§ Directions for this task: Quote every line below exactly and skip any picture.

• • • •

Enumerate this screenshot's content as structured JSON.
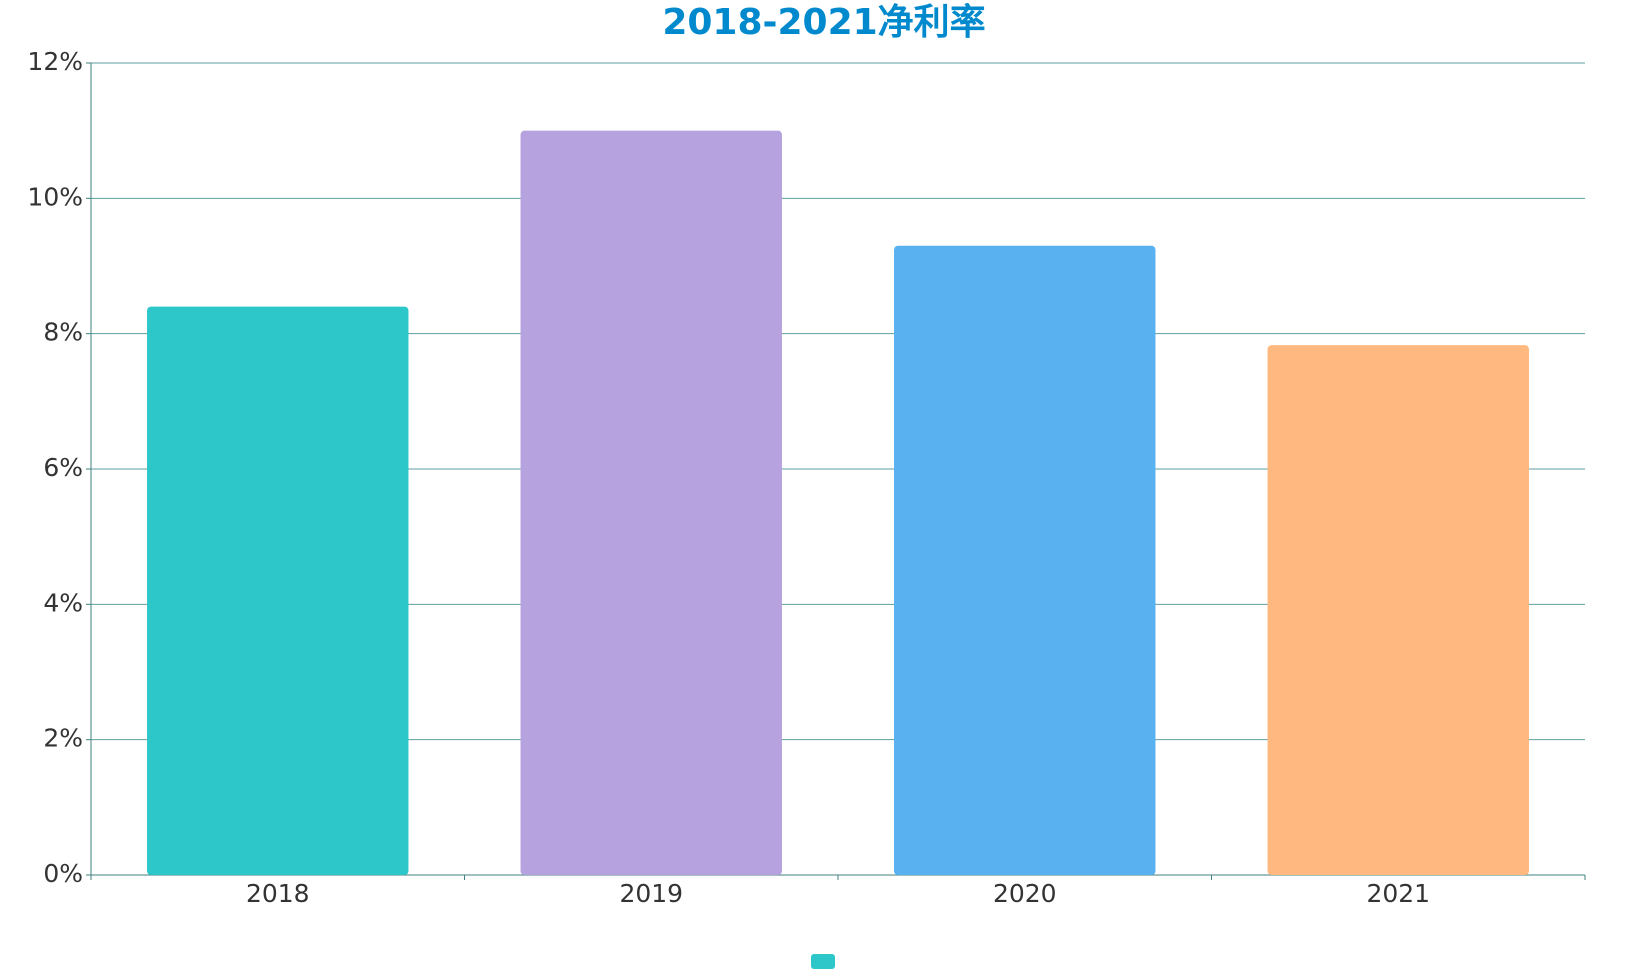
{
  "chart_data": {
    "type": "bar",
    "title": "2018-2021净利率",
    "categories": [
      "2018",
      "2019",
      "2020",
      "2021"
    ],
    "values": [
      8.4,
      11.0,
      9.3,
      7.83
    ],
    "colors": [
      "#2ec7c9",
      "#b6a2de",
      "#5ab1ef",
      "#ffb980"
    ],
    "ylim": [
      0,
      12
    ],
    "yticks": [
      {
        "value": 0,
        "label": "0%"
      },
      {
        "value": 2,
        "label": "2%"
      },
      {
        "value": 4,
        "label": "4%"
      },
      {
        "value": 6,
        "label": "6%"
      },
      {
        "value": 8,
        "label": "8%"
      },
      {
        "value": 10,
        "label": "10%"
      },
      {
        "value": 12,
        "label": "12%"
      }
    ],
    "grid": true
  }
}
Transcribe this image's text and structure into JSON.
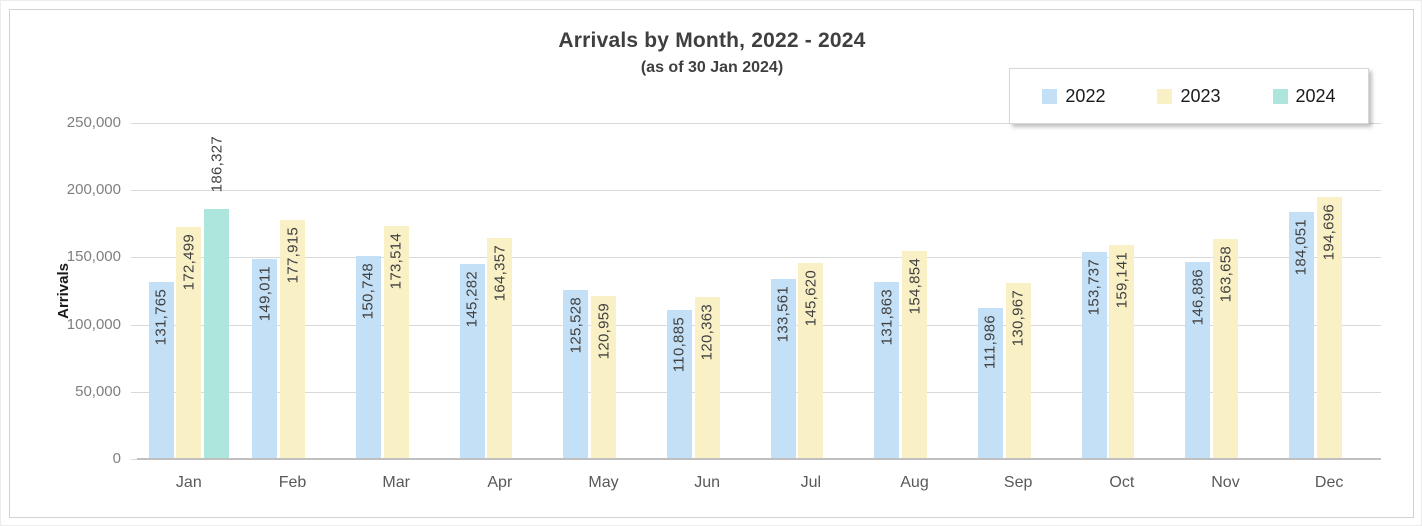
{
  "chart_data": {
    "type": "bar",
    "title": "Arrivals by Month, 2022 - 2024",
    "subtitle": "(as of 30 Jan 2024)",
    "ylabel": "Arrivals",
    "xlabel": "",
    "categories": [
      "Jan",
      "Feb",
      "Mar",
      "Apr",
      "May",
      "Jun",
      "Jul",
      "Aug",
      "Sep",
      "Oct",
      "Nov",
      "Dec"
    ],
    "series": [
      {
        "name": "2022",
        "color": "#c4e0f6",
        "values": [
          131765,
          149011,
          150748,
          145282,
          125528,
          110885,
          133561,
          131863,
          111986,
          153737,
          146886,
          184051
        ],
        "labels": [
          "131,765",
          "149,011",
          "150,748",
          "145,282",
          "125,528",
          "110,885",
          "133,561",
          "131,863",
          "111,986",
          "153,737",
          "146,886",
          "184,051"
        ],
        "label_placement": "inside-end"
      },
      {
        "name": "2023",
        "color": "#faf0c6",
        "values": [
          172499,
          177915,
          173514,
          164357,
          120959,
          120363,
          145620,
          154854,
          130967,
          159141,
          163658,
          194696
        ],
        "labels": [
          "172,499",
          "177,915",
          "173,514",
          "164,357",
          "120,959",
          "120,363",
          "145,620",
          "154,854",
          "130,967",
          "159,141",
          "163,658",
          "194,696"
        ],
        "label_placement": "inside-end"
      },
      {
        "name": "2024",
        "color": "#ace6dd",
        "values": [
          186327,
          null,
          null,
          null,
          null,
          null,
          null,
          null,
          null,
          null,
          null,
          null
        ],
        "labels": [
          "186,327",
          null,
          null,
          null,
          null,
          null,
          null,
          null,
          null,
          null,
          null,
          null
        ],
        "label_placement": "outside-end"
      }
    ],
    "ylim": [
      0,
      250000
    ],
    "yticks": [
      {
        "value": 0,
        "label": "0"
      },
      {
        "value": 50000,
        "label": "50,000"
      },
      {
        "value": 100000,
        "label": "100,000"
      },
      {
        "value": 150000,
        "label": "150,000"
      },
      {
        "value": 200000,
        "label": "200,000"
      },
      {
        "value": 250000,
        "label": "250,000"
      }
    ],
    "grid": true,
    "legend_position": "top-right",
    "colors": {
      "gridline": "#d9d9d9",
      "axis_line": "#c0c0c0",
      "y_tick_label": "#7f7f7f",
      "x_tick_label": "#595959",
      "data_label": "#404040",
      "title": "#3f3f3f"
    }
  }
}
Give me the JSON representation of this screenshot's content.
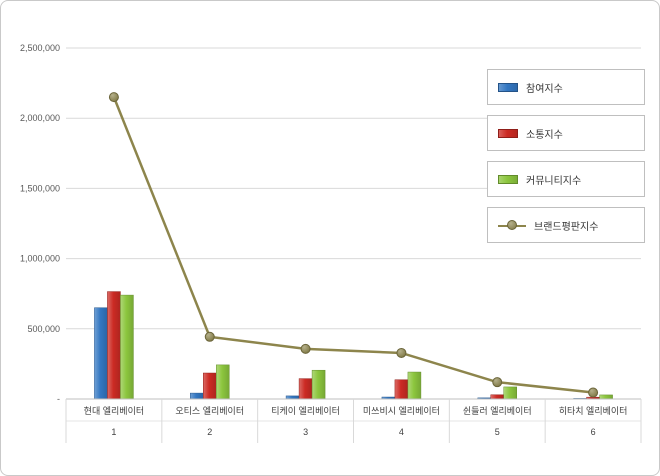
{
  "chart_data": {
    "type": "bar",
    "subtype": "grouped-bars-with-line-overlay",
    "title": "",
    "categories": [
      "현대 엘리베이터",
      "오티스 엘리베이터",
      "티케이 엘리베이터",
      "미쓰비시 엘리베이터",
      "쉰들러 엘리베이터",
      "히타치 엘리베이터"
    ],
    "category_ranks": [
      "1",
      "2",
      "3",
      "4",
      "5",
      "6"
    ],
    "series": [
      {
        "name": "참여지수",
        "type": "bar",
        "color": "#3377C2",
        "values": [
          650000,
          42000,
          22000,
          14000,
          8000,
          4000
        ]
      },
      {
        "name": "소통지수",
        "type": "bar",
        "color": "#CC2B24",
        "values": [
          765000,
          185000,
          145000,
          137000,
          30000,
          13000
        ]
      },
      {
        "name": "커뮤니티지수",
        "type": "bar",
        "color": "#8CC63E",
        "values": [
          740000,
          243000,
          205000,
          192000,
          86000,
          29000
        ]
      },
      {
        "name": "브랜드평판지수",
        "type": "line",
        "color": "#8D854C",
        "values": [
          2150000,
          443000,
          357000,
          328000,
          120000,
          46000
        ]
      }
    ],
    "xlabel": "",
    "ylabel": "",
    "ylim": [
      0,
      2500000
    ],
    "ytick_step": 500000,
    "ytick_labels": [
      "-",
      "500,000",
      "1,000,000",
      "1,500,000",
      "2,000,000",
      "2,500,000"
    ],
    "grid": true,
    "legend_position": "top-right"
  },
  "colors": {
    "grid": "#D9D9D9",
    "axis": "#BFBFBF",
    "tick_text": "#595959",
    "label_text": "#404040",
    "legend_border": "#BFBFBF",
    "frame_border": "#C9C9C9"
  }
}
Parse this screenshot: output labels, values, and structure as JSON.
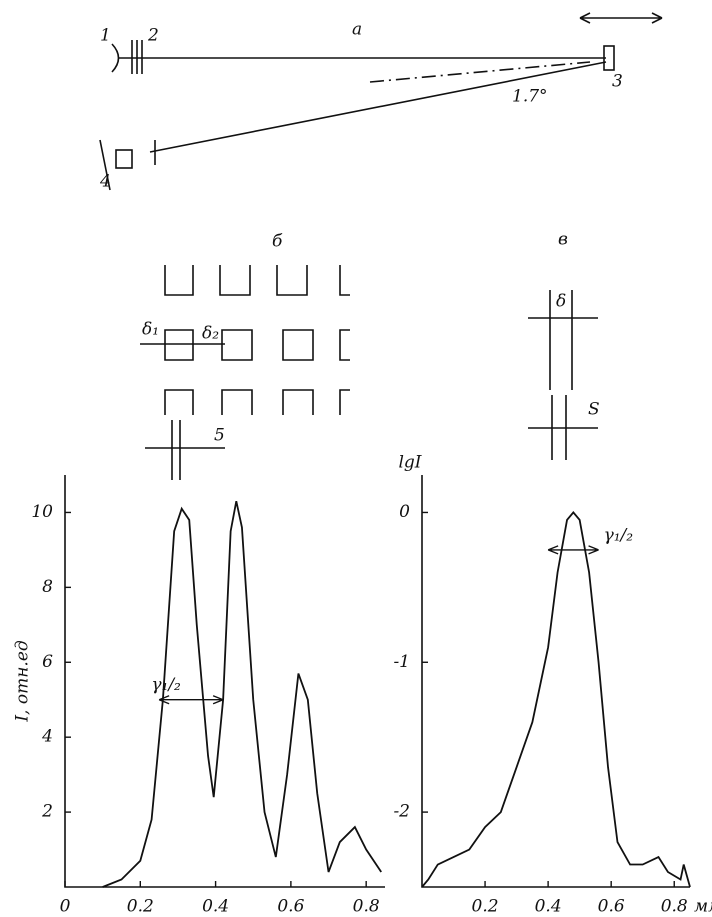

• • • •

§ Output for this task:
Enumerate this screenshot's content as structured JSON.
{
  "chart_data": {
    "type": "bar",
    "title": "2018-2021净利率",
    "categories": [
      "2018",
      "2019",
      "2020",
      "2021"
    ],
    "values": [
      8.4,
      11.0,
      9.3,
      7.83
    ],
    "colors": [
      "#2ec7c9",
      "#b6a2de",
      "#5ab1ef",
      "#ffb980"
    ],
    "ylim": [
      0,
      12
    ],
    "yticks": [
      {
        "value": 0,
        "label": "0%"
      },
      {
        "value": 2,
        "label": "2%"
      },
      {
        "value": 4,
        "label": "4%"
      },
      {
        "value": 6,
        "label": "6%"
      },
      {
        "value": 8,
        "label": "8%"
      },
      {
        "value": 10,
        "label": "10%"
      },
      {
        "value": 12,
        "label": "12%"
      }
    ],
    "grid": true
  }
}
Transcribe this image's text and structure into JSON.
{
  "chart_data": {
    "type": "bar",
    "title": "Arrivals by Month, 2022 - 2024",
    "subtitle": "(as of 30 Jan 2024)",
    "ylabel": "Arrivals",
    "xlabel": "",
    "categories": [
      "Jan",
      "Feb",
      "Mar",
      "Apr",
      "May",
      "Jun",
      "Jul",
      "Aug",
      "Sep",
      "Oct",
      "Nov",
      "Dec"
    ],
    "series": [
      {
        "name": "2022",
        "color": "#c4e0f6",
        "values": [
          131765,
          149011,
          150748,
          145282,
          125528,
          110885,
          133561,
          131863,
          111986,
          153737,
          146886,
          184051
        ],
        "labels": [
          "131,765",
          "149,011",
          "150,748",
          "145,282",
          "125,528",
          "110,885",
          "133,561",
          "131,863",
          "111,986",
          "153,737",
          "146,886",
          "184,051"
        ],
        "label_placement": "inside-end"
      },
      {
        "name": "2023",
        "color": "#faf0c6",
        "values": [
          172499,
          177915,
          173514,
          164357,
          120959,
          120363,
          145620,
          154854,
          130967,
          159141,
          163658,
          194696
        ],
        "labels": [
          "172,499",
          "177,915",
          "173,514",
          "164,357",
          "120,959",
          "120,363",
          "145,620",
          "154,854",
          "130,967",
          "159,141",
          "163,658",
          "194,696"
        ],
        "label_placement": "inside-end"
      },
      {
        "name": "2024",
        "color": "#ace6dd",
        "values": [
          186327,
          null,
          null,
          null,
          null,
          null,
          null,
          null,
          null,
          null,
          null,
          null
        ],
        "labels": [
          "186,327",
          null,
          null,
          null,
          null,
          null,
          null,
          null,
          null,
          null,
          null,
          null
        ],
        "label_placement": "outside-end"
      }
    ],
    "ylim": [
      0,
      250000
    ],
    "yticks": [
      {
        "value": 0,
        "label": "0"
      },
      {
        "value": 50000,
        "label": "50,000"
      },
      {
        "value": 100000,
        "label": "100,000"
      },
      {
        "value": 150000,
        "label": "150,000"
      },
      {
        "value": 200000,
        "label": "200,000"
      },
      {
        "value": 250000,
        "label": "250,000"
      }
    ],
    "grid": true,
    "legend_position": "top-right",
    "colors": {
      "gridline": "#d9d9d9",
      "axis_line": "#c0c0c0",
      "y_tick_label": "#7f7f7f",
      "x_tick_label": "#595959",
      "data_label": "#404040",
      "title": "#3f3f3f"
    }
  }
}
Give me the JSON representation of this screenshot's content.
{
  "chart_data": {
    "type": "bar",
    "subtype": "grouped-bars-with-line-overlay",
    "title": "",
    "categories": [
      "현대 엘리베이터",
      "오티스 엘리베이터",
      "티케이 엘리베이터",
      "미쓰비시 엘리베이터",
      "쉰들러 엘리베이터",
      "히타치 엘리베이터"
    ],
    "category_ranks": [
      "1",
      "2",
      "3",
      "4",
      "5",
      "6"
    ],
    "series": [
      {
        "name": "참여지수",
        "type": "bar",
        "color": "#3377C2",
        "values": [
          650000,
          42000,
          22000,
          14000,
          8000,
          4000
        ]
      },
      {
        "name": "소통지수",
        "type": "bar",
        "color": "#CC2B24",
        "values": [
          765000,
          185000,
          145000,
          137000,
          30000,
          13000
        ]
      },
      {
        "name": "커뮤니티지수",
        "type": "bar",
        "color": "#8CC63E",
        "values": [
          740000,
          243000,
          205000,
          192000,
          86000,
          29000
        ]
      },
      {
        "name": "브랜드평판지수",
        "type": "line",
        "color": "#8D854C",
        "values": [
          2150000,
          443000,
          357000,
          328000,
          120000,
          46000
        ]
      }
    ],
    "xlabel": "",
    "ylabel": "",
    "ylim": [
      0,
      2500000
    ],
    "ytick_step": 500000,
    "ytick_labels": [
      "-",
      "500,000",
      "1,000,000",
      "1,500,000",
      "2,000,000",
      "2,500,000"
    ],
    "grid": true,
    "legend_position": "top-right"
  },
  "colors": {
    "grid": "#D9D9D9",
    "axis": "#BFBFBF",
    "tick_text": "#595959",
    "label_text": "#404040",
    "legend_border": "#BFBFBF",
    "frame_border": "#C9C9C9"
  }
}
Parse this screenshot: output labels, values, and structure as JSON.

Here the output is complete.